↓↓↓
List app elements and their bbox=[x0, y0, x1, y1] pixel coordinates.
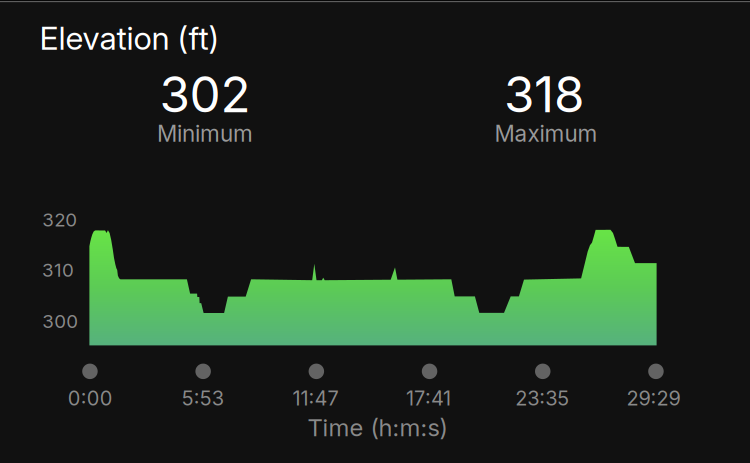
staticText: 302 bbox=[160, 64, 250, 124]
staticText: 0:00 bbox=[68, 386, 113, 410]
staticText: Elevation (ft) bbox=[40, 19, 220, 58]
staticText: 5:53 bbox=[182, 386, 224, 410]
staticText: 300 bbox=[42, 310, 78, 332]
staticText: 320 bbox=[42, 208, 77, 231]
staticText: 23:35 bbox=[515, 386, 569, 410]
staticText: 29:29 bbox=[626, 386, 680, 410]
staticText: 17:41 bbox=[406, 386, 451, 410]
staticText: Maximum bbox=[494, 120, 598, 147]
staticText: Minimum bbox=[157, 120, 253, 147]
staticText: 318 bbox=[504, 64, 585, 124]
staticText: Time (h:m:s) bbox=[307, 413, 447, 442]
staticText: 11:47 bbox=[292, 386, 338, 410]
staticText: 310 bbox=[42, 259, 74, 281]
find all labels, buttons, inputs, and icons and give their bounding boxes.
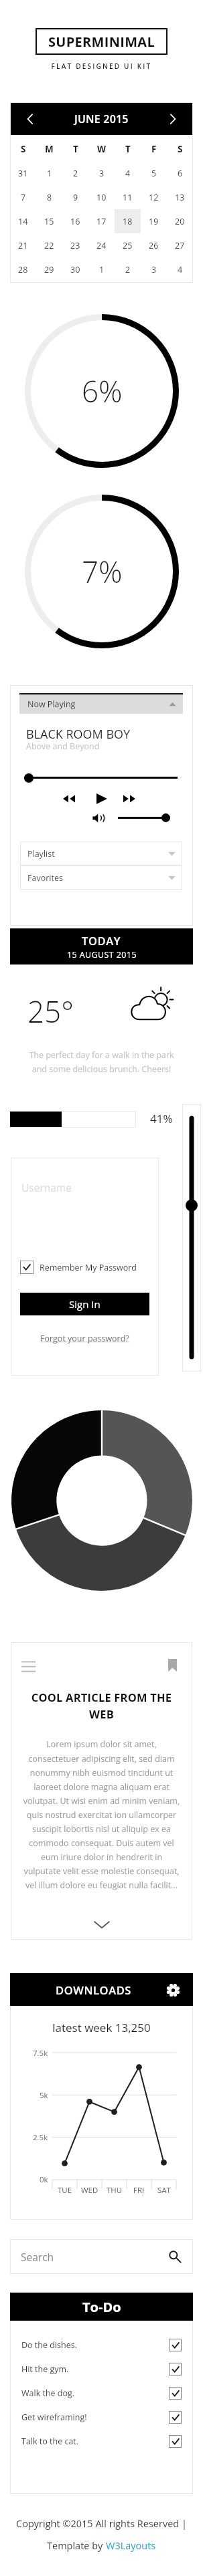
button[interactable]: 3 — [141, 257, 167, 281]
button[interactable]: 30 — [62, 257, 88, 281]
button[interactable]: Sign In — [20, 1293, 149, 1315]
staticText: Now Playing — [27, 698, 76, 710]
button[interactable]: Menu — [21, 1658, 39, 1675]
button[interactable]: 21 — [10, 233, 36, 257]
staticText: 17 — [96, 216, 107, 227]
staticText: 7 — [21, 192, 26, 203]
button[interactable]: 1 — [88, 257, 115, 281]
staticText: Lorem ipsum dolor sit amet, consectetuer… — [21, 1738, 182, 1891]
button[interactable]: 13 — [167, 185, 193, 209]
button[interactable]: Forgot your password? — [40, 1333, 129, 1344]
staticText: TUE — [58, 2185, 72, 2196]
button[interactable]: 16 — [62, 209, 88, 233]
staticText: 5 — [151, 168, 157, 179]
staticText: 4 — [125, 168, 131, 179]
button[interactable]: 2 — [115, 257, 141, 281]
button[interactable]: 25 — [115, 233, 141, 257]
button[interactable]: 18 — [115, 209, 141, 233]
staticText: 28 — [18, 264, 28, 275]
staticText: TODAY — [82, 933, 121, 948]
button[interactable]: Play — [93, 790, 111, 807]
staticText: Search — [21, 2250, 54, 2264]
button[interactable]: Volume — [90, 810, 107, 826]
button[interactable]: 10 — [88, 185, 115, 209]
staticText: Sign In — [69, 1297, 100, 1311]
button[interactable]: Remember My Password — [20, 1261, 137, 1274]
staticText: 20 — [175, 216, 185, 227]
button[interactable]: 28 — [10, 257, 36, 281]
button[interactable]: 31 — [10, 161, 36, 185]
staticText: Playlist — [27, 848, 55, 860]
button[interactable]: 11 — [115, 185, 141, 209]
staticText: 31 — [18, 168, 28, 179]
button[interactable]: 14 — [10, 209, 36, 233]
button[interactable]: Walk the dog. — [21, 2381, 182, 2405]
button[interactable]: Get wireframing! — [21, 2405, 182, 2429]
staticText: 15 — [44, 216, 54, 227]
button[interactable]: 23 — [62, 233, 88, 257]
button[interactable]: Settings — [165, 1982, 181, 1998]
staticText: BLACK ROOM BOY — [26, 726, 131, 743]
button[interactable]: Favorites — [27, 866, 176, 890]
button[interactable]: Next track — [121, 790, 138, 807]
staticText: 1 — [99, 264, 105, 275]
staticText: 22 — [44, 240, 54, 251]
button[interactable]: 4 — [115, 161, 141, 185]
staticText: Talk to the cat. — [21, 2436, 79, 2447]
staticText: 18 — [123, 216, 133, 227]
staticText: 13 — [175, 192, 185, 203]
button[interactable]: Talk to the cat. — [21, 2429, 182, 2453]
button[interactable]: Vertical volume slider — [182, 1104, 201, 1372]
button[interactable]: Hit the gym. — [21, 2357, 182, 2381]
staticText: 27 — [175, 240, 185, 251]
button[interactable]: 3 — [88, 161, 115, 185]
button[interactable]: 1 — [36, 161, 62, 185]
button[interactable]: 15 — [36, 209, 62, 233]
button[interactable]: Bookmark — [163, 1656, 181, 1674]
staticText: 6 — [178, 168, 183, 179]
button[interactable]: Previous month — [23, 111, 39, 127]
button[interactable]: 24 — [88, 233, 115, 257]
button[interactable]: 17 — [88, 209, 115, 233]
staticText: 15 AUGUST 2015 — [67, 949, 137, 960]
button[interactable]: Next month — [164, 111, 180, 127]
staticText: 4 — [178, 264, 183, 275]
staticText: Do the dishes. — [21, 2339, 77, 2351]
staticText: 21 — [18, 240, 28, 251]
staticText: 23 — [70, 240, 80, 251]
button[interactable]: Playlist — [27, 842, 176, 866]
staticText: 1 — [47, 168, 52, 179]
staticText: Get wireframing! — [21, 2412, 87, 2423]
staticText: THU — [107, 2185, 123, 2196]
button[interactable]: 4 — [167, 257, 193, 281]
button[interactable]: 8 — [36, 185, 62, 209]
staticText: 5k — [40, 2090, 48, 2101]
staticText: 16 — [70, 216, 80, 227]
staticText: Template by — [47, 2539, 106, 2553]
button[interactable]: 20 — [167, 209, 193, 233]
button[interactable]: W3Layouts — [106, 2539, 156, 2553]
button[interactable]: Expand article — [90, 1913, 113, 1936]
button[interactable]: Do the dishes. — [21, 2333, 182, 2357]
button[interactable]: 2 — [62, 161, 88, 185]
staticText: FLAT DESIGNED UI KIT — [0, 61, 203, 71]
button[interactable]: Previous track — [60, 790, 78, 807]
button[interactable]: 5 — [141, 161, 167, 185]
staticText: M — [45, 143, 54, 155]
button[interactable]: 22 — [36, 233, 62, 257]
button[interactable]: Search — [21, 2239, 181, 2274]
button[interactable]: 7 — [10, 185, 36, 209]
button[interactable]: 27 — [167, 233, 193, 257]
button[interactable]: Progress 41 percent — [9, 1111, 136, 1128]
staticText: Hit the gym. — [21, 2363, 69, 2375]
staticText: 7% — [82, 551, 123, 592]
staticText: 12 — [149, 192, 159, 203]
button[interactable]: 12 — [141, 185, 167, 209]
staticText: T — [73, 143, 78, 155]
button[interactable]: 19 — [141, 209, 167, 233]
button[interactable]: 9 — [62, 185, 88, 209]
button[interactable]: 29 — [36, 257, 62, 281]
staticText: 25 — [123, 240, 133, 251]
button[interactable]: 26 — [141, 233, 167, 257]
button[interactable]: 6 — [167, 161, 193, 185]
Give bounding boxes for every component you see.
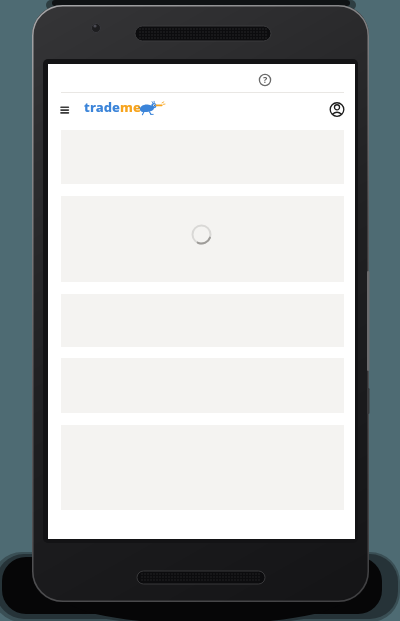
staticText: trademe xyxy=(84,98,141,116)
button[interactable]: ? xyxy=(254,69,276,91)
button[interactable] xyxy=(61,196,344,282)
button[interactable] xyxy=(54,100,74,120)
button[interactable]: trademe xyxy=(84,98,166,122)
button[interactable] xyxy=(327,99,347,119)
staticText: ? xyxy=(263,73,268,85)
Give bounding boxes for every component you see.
↑↑↑
▸ **Stated exercise**: List every line of the records above that contains the word "Next".

▸ **Correct result**:
button[interactable]: Next track — [121, 790, 138, 807]
button[interactable]: Next month — [164, 111, 180, 127]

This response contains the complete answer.